* [EXERCISE TASK]: Find the line containing "Read this page and output its text content.", then output it and every line after it through the end of the listing below, exactly as written.

□ □ □ □ □ □ □

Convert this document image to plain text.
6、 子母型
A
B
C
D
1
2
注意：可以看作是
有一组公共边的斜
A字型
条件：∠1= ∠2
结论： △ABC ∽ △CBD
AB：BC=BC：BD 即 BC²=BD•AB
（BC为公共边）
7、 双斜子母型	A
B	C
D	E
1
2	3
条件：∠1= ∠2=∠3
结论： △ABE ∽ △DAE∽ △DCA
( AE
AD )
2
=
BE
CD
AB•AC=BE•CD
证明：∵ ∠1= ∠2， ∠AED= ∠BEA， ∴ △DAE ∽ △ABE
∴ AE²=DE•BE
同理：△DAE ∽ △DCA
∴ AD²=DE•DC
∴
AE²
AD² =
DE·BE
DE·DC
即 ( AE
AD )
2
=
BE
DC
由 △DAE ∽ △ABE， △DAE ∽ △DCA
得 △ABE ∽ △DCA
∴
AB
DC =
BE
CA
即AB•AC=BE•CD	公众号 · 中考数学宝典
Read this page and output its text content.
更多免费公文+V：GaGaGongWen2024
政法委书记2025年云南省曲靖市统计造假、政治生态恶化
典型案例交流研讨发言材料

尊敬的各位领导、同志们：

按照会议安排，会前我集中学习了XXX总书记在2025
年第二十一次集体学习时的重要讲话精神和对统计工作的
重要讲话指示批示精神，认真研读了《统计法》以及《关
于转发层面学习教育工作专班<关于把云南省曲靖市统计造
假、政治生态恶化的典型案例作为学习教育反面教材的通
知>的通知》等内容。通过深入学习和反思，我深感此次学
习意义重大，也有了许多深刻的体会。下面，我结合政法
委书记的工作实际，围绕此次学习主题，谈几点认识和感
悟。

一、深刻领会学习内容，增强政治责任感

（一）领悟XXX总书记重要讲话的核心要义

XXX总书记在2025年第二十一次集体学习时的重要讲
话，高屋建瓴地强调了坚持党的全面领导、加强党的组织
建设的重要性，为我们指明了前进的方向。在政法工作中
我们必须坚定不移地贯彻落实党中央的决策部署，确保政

□ □ □ □ □ □ □

* [RESPONSE TO THIS TASK]:
Read this page and output its text content.
更多免费公文+V：GaGaGongWen2024
政法委书记2025年云南省曲靖市统计造假、政治生态恶化
典型案例交流研讨发言材料

尊敬的各位领导、同志们：

按照会议安排，会前我集中学习了XXX总书记在2025
年第二十一次集体学习时的重要讲话精神和对统计工作的
重要讲话指示批示精神，认真研读了《统计法》以及《关
于转发层面学习教育工作专班<关于把云南省曲靖市统计造
假、政治生态恶化的典型案例作为学习教育反面教材的通
知>的通知》等内容。通过深入学习和反思，我深感此次学
习意义重大，也有了许多深刻的体会。下面，我结合政法
委书记的工作实际，围绕此次学习主题，谈几点认识和感
悟。

一、深刻领会学习内容，增强政治责任感

（一）领悟XXX总书记重要讲话的核心要义

XXX总书记在2025年第二十一次集体学习时的重要讲
话，高屋建瓴地强调了坚持党的全面领导、加强党的组织
建设的重要性，为我们指明了前进的方向。在政法工作中
我们必须坚定不移地贯彻落实党中央的决策部署，确保政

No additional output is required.